* **Textauszug**:
Dieser Vorschrift ist dann entsprochen, wenn im Spruch des Straferkenntnisses dem Beschwerdeführer die Tat in so konkretisierter Umschreibung vorgeworfen wird, daß er einerseits in der Lage ist, auf den konkreten Tatvorwurf bezogene Beweise anzubieten, um eben diesen Tatvorwurf zu widerlegen und andererseits davor geschützt ist, wegen desselben Verhaltens nochmals zur Verantwortung gezogen zu werden (vgl. die bei Hauer/Leukauf, Handbuch des österreichischen Verwaltungsverfahrens5, auf Seite 996 f wiedergegebene Rechtsprechung).

Diesem Erfordernis wird ein Tatvorwurf, ein verpacktes Lebensmittel ohne eine der LMKV 1973 entsprechende Kennzeichnung in bestimmter Art und Weise in Verkehr gesetzt zu haben, für sich alleine nicht gerecht, wenn dieses Verhalten nur unter einer weiteren Voraussetzung, nämlich dieses Lebensmittel entweder verpackt oder importiert (§ 6 lit. a LMKV 1973) oder eine sonstige Handlung oder Unterlassung im Sinne des § 6 lit. b sublit aa oder sublit bb LMKV 1973 gesetzt zu haben, den Tatbestand einer Verwaltungsübertretung bildet (vgl. etwa das Erkenntnis vom 17. Februar 1997, Zl. 95/10/0228).

* **Aufgaben und Übungen**:
[a] Gib bitte den Abschnitt des Textauszugs von „Dieser Vorschrift ist“ bis „f wiedergegebene Rechtsprechung).“ wortgetreu wieder.
[b] Schreib die Datensätze vom Anfang bis einschließlich der Zeile mit „cell-value: $14.2 billion“ neu ab und setze dabei „cell-amount“ an die Stelle von „cell-value“, ohne sonst etwas zu ändern. Gib nur diese Zeilen aus.

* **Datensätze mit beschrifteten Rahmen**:
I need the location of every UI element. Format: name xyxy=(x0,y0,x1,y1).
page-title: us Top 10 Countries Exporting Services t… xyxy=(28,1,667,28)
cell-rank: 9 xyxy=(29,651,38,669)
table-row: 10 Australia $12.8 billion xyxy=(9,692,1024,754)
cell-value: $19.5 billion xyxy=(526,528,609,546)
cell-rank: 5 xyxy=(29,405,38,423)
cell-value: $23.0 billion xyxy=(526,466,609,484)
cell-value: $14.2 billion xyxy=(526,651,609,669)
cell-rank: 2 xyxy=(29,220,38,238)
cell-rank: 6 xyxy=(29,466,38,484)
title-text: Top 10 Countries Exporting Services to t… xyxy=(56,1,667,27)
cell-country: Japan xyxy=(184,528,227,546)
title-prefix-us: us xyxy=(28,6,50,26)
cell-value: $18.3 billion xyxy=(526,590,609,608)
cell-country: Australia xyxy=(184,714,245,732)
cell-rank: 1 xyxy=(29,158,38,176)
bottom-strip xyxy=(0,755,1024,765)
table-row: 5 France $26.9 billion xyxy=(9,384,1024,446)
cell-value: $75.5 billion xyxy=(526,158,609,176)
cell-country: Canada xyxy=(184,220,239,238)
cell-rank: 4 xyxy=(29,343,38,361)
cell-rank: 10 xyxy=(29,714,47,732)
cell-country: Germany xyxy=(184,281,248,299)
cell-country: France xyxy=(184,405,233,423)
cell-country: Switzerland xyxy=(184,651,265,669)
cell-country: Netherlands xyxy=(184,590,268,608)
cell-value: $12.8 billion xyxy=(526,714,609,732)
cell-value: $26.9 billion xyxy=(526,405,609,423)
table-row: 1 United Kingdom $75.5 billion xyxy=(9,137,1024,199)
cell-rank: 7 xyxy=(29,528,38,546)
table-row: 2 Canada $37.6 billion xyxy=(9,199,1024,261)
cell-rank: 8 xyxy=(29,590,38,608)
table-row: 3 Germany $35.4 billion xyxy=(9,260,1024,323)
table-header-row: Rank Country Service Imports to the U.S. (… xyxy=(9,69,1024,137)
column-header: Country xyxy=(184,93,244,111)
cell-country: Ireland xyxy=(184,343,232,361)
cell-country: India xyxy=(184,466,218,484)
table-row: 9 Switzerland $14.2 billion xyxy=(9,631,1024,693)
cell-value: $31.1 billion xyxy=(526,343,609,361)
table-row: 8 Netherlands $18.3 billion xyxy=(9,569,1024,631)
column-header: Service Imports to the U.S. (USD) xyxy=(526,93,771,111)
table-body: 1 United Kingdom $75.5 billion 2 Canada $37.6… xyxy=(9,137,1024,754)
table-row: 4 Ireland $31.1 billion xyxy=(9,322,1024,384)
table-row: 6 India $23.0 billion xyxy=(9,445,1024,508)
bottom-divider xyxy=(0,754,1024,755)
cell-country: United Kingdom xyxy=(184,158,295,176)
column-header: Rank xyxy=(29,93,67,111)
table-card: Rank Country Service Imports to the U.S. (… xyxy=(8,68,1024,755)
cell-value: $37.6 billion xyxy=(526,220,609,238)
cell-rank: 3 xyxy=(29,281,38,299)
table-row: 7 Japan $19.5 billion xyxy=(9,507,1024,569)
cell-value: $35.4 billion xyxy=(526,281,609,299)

* **Lösungen der Übungen**:
[a]
Dieser Vorschrift ist dann entsprochen, wenn im Spruch des Straferkenntnisses dem Beschwerdeführer die Tat in so konkretisierter Umschreibung vorgeworfen wird, daß er einerseits in der Lage ist, auf den konkreten Tatvorwurf bezogene Beweise anzubieten, um eben diesen Tatvorwurf zu widerlegen und andererseits davor geschützt ist, wegen desselben Verhaltens nochmals zur Verantwortung gezogen zu werden (vgl. die bei Hauer/Leukauf, Handbuch des österreichischen Verwaltungsverfahrens5, auf Seite 996 f wiedergegebene Rechtsprechung).

[b]
I need the location of every UI element. Format: name xyxy=(x0,y0,x1,y1).
page-title: us Top 10 Countries Exporting Services t… xyxy=(28,1,667,28)
cell-rank: 9 xyxy=(29,651,38,669)
table-row: 10 Australia $12.8 billion xyxy=(9,692,1024,754)
cell-amount: $19.5 billion xyxy=(526,528,609,546)
cell-rank: 5 xyxy=(29,405,38,423)
cell-amount: $23.0 billion xyxy=(526,466,609,484)
cell-amount: $14.2 billion xyxy=(526,651,609,669)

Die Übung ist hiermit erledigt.